Direction
Copy all the entries word for word, but omit the pictures.

[Stored dataset items]
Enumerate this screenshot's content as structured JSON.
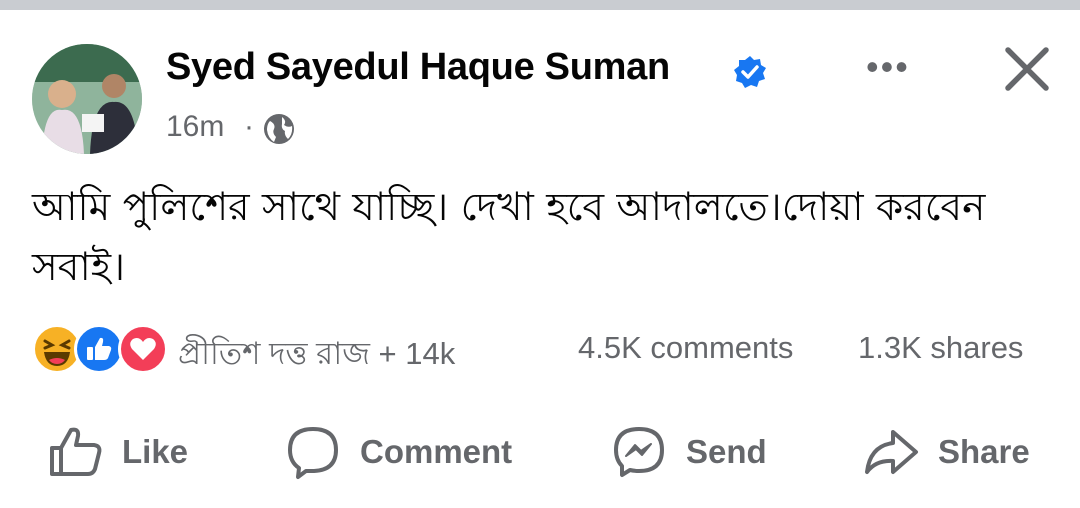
{
  "post": {
    "author": "Syed Sayedul Haque Suman",
    "time": "16m",
    "separator": "·",
    "text": "আমি পুলিশের সাথে যাচ্ছি। দেখা হবে আদালতে।দোয়া করবেন সবাই।"
  },
  "stats": {
    "reaction_names": "প্রীতিশ দত্ত রাজ + 14k",
    "comments": "4.5K comments",
    "shares": "1.3K shares",
    "reaction_icons": [
      "haha-icon",
      "like-icon",
      "love-icon"
    ]
  },
  "actions": {
    "like": "Like",
    "comment": "Comment",
    "send": "Send",
    "share": "Share"
  },
  "menu": {
    "more": "•••"
  },
  "colors": {
    "accent": "#1877f2",
    "muted": "#65676b",
    "love": "#f33e58",
    "haha": "#f7b125"
  }
}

Task response
Enumerate this screenshot's content as structured JSON.
{
  "post": {
    "author": "Syed Sayedul Haque Suman",
    "time": "16m",
    "separator": "·",
    "text": "আমি পুলিশের সাথে যাচ্ছি। দেখা হবে আদালতে।দোয়া করবেন সবাই।"
  },
  "stats": {
    "reaction_names": "প্রীতিশ দত্ত রাজ + 14k",
    "comments": "4.5K comments",
    "shares": "1.3K shares",
    "reaction_icons": [
      "haha-icon",
      "like-icon",
      "love-icon"
    ]
  },
  "actions": {
    "like": "Like",
    "comment": "Comment",
    "send": "Send",
    "share": "Share"
  },
  "menu": {
    "more": "•••"
  },
  "colors": {
    "accent": "#1877f2",
    "muted": "#65676b",
    "love": "#f33e58",
    "haha": "#f7b125"
  }
}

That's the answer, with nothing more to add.